**Raw records**
◇ ◇ ◇ ◇ ◇ ◇ ◇

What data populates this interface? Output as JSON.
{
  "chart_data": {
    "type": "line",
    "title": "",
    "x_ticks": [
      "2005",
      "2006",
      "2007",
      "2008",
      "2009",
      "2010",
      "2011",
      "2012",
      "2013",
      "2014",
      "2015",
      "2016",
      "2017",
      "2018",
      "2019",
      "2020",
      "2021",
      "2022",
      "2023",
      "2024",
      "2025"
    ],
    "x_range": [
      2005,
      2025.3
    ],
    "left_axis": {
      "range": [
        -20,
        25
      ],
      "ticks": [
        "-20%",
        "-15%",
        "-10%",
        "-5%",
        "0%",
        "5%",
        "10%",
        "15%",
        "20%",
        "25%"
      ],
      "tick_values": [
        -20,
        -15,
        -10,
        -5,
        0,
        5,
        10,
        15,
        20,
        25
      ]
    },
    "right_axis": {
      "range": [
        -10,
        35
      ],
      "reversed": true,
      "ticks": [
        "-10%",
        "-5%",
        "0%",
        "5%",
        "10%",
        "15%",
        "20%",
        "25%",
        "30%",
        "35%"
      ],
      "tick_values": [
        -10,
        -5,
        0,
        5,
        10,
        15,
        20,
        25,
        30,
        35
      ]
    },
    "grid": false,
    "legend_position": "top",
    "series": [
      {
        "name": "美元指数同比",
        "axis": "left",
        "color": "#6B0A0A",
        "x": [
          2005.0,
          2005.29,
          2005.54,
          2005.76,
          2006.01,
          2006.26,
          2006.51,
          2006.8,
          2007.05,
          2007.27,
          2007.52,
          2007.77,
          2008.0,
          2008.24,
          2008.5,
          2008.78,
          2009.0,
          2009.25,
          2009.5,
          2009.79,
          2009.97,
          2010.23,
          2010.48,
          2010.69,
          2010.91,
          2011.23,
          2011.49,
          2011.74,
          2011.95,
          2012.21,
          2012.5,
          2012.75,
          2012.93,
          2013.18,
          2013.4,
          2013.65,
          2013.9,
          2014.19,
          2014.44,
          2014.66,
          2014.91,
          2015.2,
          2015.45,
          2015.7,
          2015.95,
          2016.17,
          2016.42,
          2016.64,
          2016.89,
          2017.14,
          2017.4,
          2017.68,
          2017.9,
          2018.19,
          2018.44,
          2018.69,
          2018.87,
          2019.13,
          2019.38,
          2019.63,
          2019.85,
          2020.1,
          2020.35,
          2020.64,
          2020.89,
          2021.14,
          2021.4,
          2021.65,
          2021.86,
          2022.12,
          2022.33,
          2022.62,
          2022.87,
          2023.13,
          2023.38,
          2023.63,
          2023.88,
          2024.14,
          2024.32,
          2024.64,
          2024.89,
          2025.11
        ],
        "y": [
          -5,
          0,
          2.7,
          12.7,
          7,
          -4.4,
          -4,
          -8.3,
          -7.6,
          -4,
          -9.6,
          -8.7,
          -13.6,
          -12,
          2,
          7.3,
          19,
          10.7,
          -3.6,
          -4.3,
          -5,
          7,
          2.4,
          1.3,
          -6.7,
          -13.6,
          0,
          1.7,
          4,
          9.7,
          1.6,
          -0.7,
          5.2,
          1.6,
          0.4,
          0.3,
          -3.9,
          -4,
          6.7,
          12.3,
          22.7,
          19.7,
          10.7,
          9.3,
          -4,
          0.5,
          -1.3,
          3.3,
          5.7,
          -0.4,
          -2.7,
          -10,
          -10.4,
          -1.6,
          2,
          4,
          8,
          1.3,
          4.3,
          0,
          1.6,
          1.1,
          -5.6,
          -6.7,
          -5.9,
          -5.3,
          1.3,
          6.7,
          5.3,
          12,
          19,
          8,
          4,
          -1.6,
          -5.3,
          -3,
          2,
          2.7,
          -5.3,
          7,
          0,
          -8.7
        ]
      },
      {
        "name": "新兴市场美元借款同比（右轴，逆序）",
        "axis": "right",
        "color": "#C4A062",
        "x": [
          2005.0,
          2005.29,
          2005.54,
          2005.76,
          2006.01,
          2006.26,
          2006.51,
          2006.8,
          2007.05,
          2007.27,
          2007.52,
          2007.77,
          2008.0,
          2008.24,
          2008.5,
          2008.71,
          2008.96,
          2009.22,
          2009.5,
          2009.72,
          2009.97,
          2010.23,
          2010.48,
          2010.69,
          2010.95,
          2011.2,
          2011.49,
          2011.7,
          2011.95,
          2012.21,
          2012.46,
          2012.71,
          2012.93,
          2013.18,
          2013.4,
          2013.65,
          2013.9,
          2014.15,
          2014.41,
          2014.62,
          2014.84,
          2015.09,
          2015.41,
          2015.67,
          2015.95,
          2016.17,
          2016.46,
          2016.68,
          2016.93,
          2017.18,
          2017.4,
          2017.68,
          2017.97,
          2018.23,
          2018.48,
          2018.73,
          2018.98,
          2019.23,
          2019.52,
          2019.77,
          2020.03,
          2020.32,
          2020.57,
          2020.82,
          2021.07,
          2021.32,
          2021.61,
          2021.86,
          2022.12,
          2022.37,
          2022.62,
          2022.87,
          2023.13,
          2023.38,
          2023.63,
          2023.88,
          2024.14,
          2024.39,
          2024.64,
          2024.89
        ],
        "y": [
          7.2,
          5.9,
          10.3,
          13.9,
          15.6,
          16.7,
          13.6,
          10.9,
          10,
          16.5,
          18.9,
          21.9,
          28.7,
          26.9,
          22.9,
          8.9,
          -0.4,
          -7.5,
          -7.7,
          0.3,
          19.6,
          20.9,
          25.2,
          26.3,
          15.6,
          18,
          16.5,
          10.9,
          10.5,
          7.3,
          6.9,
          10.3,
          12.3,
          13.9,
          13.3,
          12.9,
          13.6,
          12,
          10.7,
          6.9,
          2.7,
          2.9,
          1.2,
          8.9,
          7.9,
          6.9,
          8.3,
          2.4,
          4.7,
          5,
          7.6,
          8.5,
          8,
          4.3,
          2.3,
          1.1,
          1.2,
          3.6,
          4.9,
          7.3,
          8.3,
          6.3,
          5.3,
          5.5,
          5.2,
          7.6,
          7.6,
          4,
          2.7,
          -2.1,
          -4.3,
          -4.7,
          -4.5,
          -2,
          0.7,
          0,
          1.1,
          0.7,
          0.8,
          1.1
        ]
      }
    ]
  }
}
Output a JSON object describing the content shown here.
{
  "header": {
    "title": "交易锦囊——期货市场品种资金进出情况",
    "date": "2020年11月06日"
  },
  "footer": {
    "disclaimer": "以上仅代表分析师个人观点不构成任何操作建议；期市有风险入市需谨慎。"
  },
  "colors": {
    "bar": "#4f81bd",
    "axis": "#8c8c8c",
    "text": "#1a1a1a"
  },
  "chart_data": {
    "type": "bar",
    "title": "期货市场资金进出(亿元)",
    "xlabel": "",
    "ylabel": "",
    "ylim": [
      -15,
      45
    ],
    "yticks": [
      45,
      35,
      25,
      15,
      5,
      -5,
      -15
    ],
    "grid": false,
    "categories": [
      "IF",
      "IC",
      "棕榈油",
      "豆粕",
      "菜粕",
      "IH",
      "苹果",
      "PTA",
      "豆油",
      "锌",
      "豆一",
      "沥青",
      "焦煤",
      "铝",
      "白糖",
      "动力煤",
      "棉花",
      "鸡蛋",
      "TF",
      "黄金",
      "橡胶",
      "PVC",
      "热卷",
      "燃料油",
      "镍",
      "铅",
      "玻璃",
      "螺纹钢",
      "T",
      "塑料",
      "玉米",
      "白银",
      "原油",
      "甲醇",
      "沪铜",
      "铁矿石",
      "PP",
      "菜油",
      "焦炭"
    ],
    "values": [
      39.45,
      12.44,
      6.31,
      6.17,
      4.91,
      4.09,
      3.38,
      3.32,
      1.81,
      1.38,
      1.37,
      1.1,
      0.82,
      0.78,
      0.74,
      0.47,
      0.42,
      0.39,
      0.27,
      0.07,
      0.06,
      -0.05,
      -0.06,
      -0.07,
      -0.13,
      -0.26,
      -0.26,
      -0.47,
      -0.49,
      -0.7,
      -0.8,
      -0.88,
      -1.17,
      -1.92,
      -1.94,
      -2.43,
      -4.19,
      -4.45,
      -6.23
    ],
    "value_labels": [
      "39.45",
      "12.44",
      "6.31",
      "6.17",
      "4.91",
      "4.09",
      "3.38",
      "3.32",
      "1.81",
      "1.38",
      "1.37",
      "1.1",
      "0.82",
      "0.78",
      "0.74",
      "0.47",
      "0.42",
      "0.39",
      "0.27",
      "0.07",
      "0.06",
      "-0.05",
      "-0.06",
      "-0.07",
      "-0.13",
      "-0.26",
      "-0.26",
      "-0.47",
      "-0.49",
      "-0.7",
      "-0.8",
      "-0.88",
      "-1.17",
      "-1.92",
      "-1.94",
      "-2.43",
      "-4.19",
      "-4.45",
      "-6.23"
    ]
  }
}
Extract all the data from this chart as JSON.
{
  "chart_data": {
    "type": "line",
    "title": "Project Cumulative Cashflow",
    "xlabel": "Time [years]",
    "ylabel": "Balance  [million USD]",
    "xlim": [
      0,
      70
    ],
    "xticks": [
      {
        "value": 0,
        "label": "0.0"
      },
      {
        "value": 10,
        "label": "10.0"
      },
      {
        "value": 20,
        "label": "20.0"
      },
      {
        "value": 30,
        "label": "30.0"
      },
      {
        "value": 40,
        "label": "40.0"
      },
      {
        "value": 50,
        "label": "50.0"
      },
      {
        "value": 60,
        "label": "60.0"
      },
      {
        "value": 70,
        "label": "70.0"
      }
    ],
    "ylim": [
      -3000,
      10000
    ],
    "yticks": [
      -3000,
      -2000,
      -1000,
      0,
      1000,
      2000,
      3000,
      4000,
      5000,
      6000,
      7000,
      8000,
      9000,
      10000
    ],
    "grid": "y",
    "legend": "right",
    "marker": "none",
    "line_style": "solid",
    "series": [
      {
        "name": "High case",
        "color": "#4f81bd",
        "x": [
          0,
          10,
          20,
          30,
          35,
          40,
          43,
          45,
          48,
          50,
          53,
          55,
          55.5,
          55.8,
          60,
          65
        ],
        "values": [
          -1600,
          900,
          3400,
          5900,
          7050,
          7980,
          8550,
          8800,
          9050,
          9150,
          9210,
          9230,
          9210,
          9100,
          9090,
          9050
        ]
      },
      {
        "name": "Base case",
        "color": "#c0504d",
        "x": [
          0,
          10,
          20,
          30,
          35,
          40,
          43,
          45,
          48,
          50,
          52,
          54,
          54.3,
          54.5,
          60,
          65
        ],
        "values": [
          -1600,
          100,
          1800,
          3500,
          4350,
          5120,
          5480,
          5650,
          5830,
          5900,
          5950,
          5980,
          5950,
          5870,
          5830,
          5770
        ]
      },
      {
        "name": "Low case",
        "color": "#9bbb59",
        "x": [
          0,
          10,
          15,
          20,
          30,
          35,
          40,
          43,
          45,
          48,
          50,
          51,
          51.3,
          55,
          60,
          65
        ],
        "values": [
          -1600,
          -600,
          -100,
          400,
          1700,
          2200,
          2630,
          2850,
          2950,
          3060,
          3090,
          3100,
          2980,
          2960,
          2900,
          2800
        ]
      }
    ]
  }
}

◇ ◇ ◇ ◇ ◇ ◇ ◇

**What to work on**
Find and count the lines of the data that include the string "case", and report that figure by itself.

**Task output**
3